WRITTEN PROBLEM —
Count every line that has the word "marker" in it; give no more than the number.

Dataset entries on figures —

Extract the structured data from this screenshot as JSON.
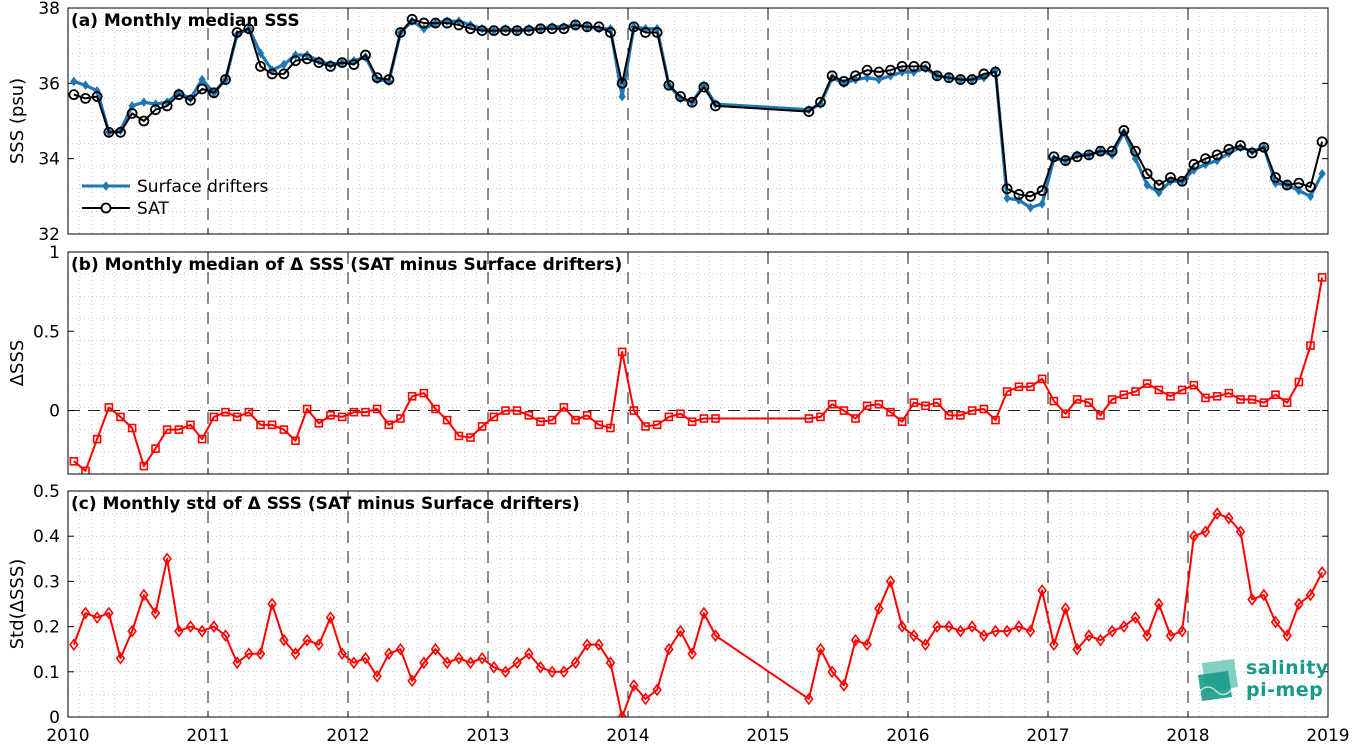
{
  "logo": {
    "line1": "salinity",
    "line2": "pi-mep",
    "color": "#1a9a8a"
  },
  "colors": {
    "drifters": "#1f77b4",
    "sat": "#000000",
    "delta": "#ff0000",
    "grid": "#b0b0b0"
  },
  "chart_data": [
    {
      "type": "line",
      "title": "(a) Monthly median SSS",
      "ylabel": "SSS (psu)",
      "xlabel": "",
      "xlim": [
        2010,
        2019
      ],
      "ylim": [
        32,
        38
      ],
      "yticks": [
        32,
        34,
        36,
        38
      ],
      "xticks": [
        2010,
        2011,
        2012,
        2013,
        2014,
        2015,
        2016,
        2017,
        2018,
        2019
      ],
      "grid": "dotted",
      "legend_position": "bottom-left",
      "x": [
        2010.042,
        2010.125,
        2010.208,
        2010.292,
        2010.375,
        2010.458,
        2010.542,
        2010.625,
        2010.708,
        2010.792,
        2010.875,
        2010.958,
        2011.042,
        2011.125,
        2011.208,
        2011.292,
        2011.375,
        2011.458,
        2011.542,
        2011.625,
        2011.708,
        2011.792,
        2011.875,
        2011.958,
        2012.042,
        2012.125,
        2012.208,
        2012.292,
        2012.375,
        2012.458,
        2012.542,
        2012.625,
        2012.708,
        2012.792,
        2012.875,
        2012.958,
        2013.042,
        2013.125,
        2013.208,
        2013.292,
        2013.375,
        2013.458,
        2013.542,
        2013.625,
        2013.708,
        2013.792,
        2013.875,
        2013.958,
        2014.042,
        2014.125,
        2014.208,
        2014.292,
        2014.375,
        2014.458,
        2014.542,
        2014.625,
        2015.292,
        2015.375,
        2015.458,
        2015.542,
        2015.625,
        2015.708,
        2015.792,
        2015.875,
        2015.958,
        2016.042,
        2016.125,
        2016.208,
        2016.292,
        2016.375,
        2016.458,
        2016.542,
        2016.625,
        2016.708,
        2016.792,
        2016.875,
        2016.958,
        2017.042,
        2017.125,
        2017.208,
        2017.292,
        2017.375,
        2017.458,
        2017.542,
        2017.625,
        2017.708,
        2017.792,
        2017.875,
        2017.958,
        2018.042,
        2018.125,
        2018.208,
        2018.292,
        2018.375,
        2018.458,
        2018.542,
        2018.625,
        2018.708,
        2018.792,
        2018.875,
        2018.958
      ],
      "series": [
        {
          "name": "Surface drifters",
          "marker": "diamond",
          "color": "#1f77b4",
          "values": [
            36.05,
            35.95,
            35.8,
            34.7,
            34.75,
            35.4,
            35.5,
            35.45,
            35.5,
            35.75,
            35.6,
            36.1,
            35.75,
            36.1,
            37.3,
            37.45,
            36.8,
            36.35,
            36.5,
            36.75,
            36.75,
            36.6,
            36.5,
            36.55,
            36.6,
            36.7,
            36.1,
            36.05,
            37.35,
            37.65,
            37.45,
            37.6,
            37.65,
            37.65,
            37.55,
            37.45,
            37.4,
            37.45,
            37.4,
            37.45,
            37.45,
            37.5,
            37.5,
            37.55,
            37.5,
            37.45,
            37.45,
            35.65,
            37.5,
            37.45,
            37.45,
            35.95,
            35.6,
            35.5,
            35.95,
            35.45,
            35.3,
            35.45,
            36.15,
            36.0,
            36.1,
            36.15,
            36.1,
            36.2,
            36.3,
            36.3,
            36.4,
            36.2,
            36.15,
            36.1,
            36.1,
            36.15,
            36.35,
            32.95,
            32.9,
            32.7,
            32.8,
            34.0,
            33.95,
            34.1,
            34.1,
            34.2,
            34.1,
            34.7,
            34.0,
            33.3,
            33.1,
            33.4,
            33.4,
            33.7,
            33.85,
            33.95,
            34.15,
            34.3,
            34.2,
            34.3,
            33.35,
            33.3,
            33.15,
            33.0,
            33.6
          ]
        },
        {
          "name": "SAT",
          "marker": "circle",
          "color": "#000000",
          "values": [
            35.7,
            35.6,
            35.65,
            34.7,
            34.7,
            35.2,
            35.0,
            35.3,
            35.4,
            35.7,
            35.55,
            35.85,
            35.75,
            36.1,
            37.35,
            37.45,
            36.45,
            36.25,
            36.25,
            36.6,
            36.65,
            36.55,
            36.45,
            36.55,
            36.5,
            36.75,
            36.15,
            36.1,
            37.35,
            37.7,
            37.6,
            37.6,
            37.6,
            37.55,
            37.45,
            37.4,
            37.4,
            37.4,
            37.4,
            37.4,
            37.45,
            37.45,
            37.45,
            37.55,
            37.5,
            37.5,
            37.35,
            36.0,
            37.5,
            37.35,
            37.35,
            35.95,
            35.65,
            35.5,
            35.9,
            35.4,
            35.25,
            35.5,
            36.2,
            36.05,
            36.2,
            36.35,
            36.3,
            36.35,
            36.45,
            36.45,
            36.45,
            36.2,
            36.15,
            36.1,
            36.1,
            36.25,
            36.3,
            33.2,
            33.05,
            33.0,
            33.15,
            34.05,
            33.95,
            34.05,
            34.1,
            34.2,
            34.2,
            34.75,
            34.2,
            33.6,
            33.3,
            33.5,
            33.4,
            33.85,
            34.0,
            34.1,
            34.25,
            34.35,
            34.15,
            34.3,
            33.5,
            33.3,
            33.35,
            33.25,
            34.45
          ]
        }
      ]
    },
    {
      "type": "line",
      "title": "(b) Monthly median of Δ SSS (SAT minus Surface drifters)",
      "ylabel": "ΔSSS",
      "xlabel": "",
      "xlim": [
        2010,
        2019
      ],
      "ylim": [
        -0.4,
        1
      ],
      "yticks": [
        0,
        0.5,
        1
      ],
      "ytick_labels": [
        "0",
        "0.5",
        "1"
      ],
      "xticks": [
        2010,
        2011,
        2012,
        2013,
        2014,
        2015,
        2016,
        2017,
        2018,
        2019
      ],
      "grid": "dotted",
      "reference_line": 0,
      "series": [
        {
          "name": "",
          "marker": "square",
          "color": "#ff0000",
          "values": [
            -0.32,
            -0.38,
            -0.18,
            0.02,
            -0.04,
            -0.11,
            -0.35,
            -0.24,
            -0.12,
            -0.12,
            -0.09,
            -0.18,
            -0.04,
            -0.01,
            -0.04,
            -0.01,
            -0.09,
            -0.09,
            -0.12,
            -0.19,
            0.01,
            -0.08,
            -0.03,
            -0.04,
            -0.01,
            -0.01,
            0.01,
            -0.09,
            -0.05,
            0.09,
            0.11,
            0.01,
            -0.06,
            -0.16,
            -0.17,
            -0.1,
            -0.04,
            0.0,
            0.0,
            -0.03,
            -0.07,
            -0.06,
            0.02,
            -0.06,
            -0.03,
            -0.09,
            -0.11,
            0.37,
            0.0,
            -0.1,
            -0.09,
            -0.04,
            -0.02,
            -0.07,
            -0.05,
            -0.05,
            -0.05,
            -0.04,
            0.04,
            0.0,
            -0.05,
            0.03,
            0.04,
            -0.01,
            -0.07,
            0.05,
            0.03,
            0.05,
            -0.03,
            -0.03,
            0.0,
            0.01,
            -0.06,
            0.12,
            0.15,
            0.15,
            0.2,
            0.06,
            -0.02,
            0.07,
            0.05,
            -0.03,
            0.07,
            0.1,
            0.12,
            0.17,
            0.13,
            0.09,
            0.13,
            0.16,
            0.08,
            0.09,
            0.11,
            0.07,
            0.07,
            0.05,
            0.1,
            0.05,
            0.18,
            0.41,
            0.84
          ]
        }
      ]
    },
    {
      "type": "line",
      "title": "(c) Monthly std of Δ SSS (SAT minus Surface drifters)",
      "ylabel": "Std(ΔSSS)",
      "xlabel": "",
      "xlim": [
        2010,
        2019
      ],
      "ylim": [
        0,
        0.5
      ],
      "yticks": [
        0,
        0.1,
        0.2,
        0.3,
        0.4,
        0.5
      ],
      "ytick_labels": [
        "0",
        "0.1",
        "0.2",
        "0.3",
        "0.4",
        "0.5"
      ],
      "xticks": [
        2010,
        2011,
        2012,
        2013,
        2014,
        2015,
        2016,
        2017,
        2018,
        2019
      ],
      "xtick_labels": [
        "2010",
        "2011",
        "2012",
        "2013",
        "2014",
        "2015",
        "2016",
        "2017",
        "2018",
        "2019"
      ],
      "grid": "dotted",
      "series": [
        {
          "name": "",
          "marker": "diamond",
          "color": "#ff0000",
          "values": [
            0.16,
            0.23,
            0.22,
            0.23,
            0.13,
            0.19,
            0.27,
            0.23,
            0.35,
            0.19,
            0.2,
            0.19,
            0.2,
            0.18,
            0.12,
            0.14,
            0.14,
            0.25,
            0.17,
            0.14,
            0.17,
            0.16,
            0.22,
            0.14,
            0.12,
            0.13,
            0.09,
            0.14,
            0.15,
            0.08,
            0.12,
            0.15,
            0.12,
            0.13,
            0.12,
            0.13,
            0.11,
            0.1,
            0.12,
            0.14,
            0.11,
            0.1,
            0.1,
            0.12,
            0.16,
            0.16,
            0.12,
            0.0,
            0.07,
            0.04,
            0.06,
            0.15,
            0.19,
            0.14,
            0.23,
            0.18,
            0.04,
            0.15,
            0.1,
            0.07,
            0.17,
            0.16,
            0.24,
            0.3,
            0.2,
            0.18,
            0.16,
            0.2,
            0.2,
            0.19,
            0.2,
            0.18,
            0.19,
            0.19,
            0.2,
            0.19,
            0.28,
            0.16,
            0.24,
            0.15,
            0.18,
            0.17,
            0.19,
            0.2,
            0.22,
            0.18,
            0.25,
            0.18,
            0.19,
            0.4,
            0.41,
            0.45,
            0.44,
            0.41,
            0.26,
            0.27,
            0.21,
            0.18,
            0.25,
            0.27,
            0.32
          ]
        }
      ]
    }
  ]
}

* * *

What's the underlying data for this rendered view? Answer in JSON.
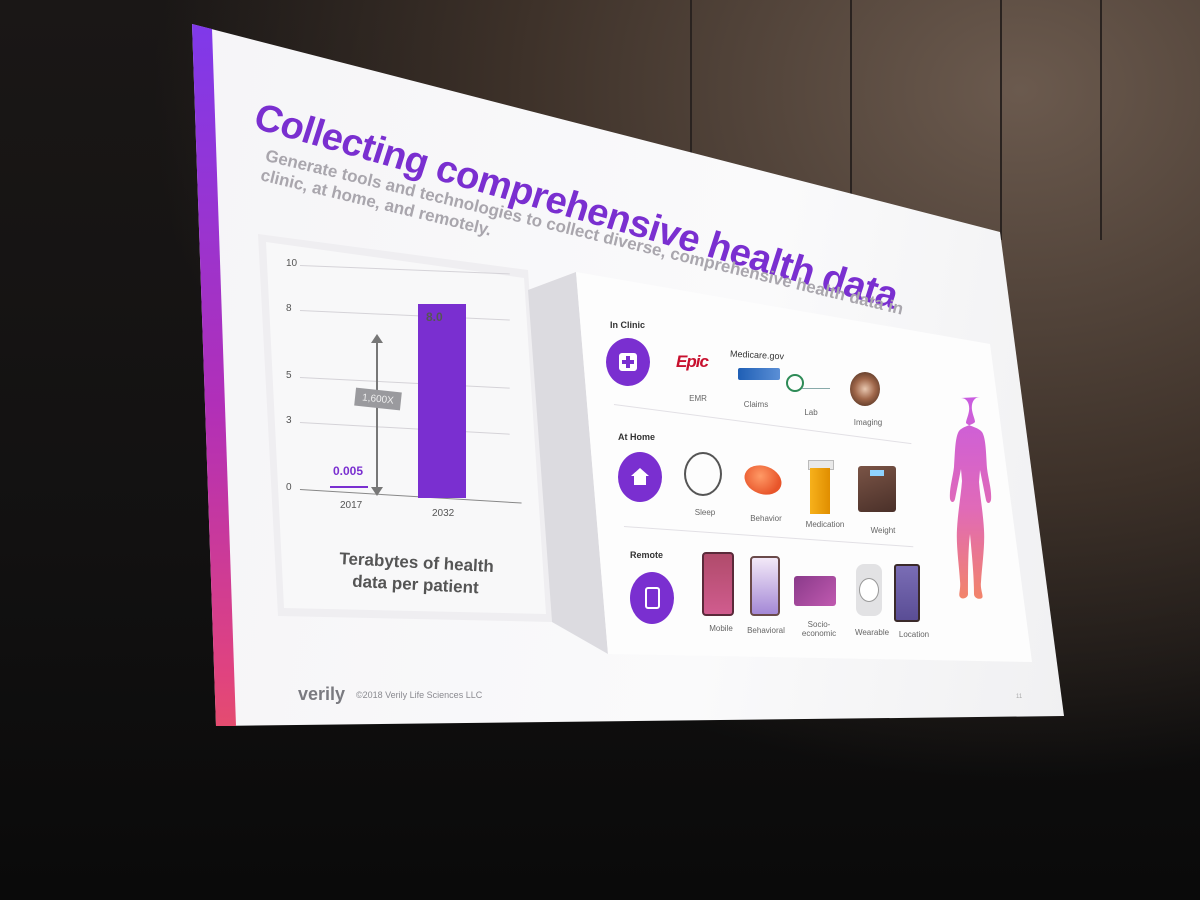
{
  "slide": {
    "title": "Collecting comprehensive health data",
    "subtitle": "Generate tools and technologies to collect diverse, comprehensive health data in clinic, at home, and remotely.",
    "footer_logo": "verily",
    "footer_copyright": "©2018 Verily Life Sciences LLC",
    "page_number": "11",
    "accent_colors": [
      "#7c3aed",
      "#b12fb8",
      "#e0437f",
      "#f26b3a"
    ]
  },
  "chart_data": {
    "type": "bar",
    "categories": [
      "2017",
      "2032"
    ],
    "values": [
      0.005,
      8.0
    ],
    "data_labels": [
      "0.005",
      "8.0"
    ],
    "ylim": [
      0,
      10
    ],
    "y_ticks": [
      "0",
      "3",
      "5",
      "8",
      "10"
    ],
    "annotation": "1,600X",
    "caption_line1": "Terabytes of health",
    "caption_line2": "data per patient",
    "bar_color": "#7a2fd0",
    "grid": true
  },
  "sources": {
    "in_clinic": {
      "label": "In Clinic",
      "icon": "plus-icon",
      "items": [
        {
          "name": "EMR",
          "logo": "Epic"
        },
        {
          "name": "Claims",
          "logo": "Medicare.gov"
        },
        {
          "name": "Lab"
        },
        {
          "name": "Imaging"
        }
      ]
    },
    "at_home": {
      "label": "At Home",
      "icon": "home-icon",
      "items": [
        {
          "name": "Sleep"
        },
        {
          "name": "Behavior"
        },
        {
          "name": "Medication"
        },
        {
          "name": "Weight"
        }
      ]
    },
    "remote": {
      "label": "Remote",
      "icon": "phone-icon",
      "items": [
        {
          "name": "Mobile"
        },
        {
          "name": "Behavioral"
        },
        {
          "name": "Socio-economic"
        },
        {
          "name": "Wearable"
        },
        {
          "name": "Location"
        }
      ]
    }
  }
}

RESPONSE FOR THIS EXERCISE —
4